MATERIAL FOR THE TASK:

= = = = = = =

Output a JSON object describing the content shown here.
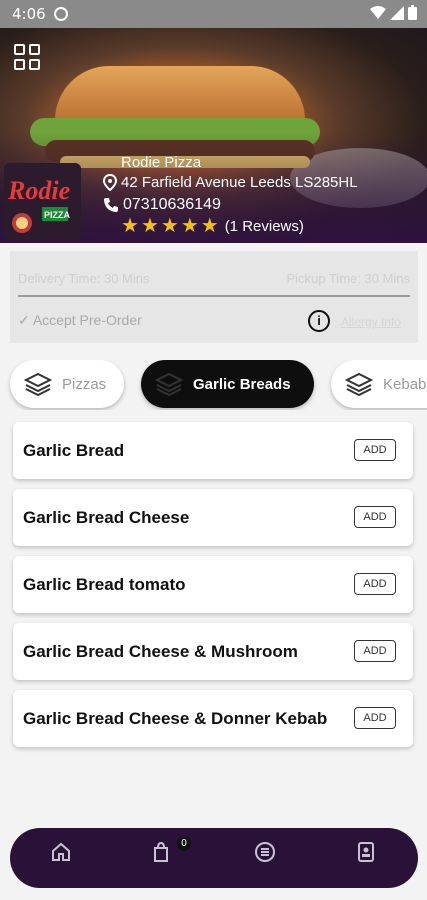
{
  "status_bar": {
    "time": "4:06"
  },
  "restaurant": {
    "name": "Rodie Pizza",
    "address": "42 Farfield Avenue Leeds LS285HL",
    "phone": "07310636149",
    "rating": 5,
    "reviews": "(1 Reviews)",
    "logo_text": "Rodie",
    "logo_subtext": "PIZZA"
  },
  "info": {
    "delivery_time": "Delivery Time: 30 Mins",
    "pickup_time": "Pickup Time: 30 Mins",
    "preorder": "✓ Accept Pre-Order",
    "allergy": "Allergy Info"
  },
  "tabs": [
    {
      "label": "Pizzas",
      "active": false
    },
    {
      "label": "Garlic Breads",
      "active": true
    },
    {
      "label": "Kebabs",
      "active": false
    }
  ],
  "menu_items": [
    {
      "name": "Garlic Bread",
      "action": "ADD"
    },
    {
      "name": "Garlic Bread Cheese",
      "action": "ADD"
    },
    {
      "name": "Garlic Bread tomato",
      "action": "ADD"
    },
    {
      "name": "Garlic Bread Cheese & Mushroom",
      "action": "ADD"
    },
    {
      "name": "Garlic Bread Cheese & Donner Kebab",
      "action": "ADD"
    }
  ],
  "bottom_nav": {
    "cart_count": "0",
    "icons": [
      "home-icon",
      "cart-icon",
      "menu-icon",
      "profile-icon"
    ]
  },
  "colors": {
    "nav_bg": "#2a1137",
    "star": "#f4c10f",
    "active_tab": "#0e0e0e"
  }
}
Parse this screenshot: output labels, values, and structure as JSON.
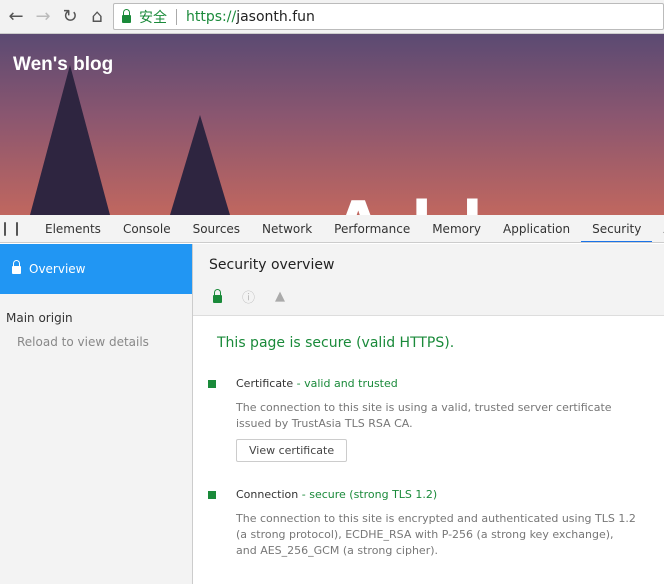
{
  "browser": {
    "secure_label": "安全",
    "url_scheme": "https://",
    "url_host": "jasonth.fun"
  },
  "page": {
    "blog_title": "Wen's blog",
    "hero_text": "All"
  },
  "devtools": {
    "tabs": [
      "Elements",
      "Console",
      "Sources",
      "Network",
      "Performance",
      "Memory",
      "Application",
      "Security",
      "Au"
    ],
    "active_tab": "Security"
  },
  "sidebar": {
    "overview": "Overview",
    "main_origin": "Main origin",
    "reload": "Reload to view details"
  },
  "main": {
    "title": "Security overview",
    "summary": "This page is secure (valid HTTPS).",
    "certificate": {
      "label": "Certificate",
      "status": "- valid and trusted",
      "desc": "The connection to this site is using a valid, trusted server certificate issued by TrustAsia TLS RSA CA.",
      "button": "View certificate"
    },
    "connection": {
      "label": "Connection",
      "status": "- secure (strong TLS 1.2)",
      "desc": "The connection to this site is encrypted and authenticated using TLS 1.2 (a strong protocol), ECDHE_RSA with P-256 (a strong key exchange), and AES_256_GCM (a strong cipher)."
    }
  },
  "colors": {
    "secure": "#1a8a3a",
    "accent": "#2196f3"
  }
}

= = = = = = =

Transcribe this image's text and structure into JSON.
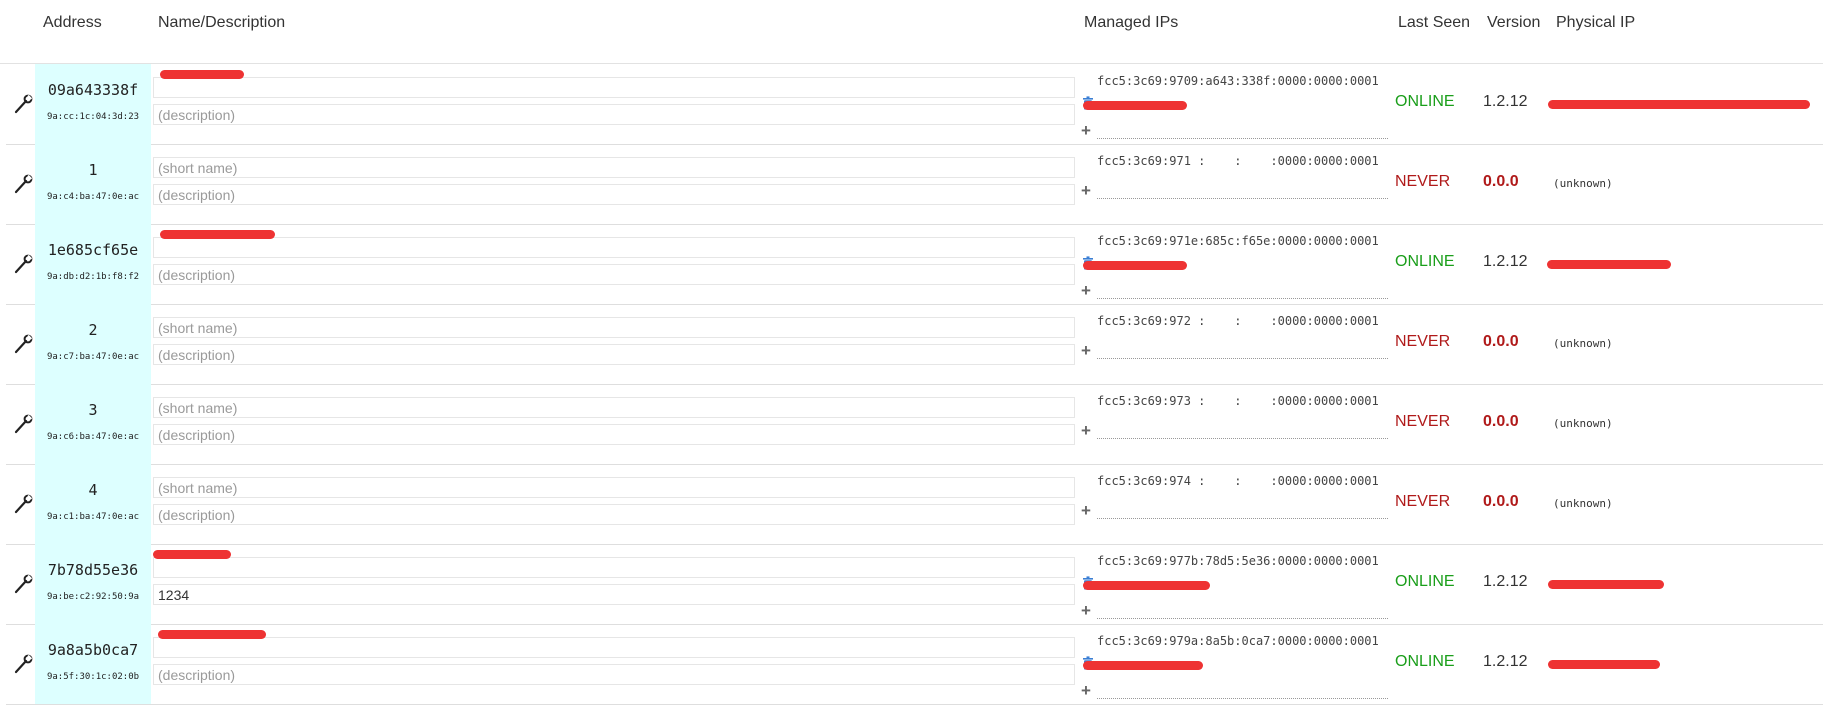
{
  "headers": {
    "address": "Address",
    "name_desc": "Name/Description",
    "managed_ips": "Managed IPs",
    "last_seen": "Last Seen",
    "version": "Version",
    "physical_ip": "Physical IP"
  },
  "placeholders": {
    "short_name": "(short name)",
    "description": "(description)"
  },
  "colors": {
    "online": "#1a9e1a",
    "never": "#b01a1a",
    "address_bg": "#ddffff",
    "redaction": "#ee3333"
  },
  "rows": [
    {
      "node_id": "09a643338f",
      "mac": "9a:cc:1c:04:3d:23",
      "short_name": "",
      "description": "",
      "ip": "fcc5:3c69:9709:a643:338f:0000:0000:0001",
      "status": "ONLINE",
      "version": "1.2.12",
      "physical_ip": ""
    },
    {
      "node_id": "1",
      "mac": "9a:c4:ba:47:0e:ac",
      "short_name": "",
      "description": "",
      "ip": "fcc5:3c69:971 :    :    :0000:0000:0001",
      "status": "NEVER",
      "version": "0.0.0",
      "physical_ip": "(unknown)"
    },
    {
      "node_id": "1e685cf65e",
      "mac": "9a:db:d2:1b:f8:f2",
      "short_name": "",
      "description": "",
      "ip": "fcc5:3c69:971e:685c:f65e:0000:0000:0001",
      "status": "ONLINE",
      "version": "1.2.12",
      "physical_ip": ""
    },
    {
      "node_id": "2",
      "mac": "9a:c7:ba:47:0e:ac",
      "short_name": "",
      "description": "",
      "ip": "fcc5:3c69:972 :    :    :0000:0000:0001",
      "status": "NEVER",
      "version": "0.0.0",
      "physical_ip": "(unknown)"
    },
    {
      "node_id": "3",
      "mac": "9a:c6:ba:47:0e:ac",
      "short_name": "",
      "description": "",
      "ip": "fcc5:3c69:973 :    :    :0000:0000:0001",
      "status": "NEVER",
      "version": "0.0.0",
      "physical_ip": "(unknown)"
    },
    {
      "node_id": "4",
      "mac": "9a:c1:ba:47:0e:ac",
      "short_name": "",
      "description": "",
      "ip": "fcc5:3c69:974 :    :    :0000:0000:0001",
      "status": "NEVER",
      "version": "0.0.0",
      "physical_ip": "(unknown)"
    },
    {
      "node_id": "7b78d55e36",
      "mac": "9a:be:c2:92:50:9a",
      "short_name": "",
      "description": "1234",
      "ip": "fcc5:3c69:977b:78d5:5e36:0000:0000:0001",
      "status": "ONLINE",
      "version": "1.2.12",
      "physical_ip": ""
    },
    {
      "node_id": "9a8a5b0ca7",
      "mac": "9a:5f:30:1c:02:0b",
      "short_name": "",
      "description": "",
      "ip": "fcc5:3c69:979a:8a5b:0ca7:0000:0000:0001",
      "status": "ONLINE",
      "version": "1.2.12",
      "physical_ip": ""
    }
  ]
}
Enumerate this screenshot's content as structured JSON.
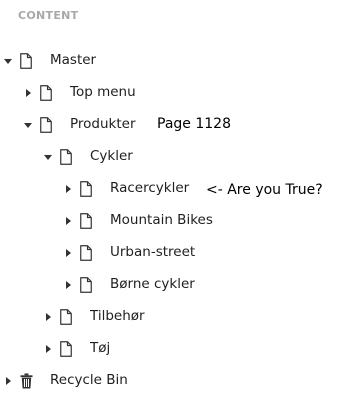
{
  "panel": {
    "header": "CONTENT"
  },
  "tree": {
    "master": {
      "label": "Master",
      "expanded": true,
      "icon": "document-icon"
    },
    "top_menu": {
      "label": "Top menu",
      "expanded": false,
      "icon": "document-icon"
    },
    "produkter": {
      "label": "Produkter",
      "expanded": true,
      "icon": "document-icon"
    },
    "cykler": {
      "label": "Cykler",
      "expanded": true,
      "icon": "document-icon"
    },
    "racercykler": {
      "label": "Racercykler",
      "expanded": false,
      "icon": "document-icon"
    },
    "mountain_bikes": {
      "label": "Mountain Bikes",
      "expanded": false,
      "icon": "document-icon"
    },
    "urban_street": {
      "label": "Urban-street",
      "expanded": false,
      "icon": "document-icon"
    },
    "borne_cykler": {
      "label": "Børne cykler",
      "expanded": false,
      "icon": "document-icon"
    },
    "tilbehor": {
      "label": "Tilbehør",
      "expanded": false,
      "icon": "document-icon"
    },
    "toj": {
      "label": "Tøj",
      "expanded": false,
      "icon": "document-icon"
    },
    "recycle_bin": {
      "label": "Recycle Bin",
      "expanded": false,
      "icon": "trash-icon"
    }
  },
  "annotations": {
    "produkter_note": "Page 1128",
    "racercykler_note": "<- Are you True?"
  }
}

= = = = = = =

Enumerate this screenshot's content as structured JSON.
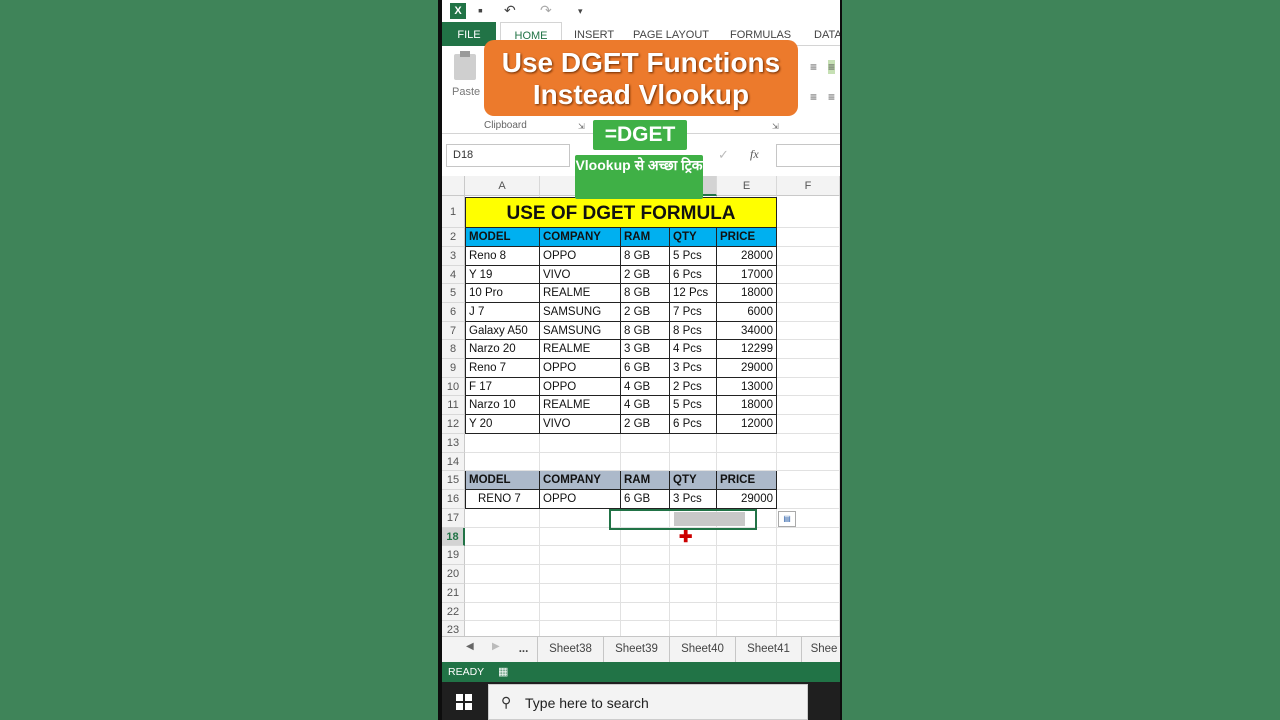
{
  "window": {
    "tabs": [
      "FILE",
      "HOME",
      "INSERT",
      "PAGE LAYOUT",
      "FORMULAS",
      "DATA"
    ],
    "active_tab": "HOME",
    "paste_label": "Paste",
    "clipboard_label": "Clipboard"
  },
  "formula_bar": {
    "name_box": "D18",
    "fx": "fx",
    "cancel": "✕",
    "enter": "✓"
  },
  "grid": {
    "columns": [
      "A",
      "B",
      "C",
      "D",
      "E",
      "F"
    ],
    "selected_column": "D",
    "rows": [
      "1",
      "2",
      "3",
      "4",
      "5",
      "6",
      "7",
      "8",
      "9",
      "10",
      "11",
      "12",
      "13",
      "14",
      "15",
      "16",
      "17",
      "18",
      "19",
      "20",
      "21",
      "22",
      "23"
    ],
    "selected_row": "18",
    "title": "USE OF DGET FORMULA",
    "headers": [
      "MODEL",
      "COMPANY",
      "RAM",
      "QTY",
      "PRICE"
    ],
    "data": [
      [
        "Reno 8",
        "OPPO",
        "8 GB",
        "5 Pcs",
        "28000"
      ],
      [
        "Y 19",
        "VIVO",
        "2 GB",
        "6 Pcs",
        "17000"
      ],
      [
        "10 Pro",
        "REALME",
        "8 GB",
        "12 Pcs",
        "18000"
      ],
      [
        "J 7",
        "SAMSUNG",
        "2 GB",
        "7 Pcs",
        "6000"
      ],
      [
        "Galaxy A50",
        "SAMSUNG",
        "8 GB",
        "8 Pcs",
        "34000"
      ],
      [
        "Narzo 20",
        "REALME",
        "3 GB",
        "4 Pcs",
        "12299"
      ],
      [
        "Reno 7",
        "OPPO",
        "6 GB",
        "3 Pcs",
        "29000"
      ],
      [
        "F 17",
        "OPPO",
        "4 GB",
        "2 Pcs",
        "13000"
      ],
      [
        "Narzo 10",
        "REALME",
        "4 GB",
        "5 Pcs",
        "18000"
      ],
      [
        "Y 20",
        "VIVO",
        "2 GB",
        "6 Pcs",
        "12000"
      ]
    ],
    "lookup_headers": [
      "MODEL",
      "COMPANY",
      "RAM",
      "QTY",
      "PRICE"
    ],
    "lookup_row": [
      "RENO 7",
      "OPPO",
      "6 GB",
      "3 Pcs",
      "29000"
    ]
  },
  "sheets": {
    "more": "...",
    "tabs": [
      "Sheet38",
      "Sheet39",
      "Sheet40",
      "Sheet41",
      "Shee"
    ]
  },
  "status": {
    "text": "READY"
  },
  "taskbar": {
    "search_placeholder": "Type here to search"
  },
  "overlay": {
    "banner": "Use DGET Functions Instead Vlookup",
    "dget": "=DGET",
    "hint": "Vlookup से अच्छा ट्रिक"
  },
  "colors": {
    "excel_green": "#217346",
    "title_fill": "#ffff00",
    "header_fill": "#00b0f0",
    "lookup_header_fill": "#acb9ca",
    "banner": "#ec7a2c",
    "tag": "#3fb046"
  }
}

= = = = = = =

WHAT THIS TASK INVOLVES: How many lines of these entries contain the string "Security"? Reply with the number alone.

FINAL RESULT: 3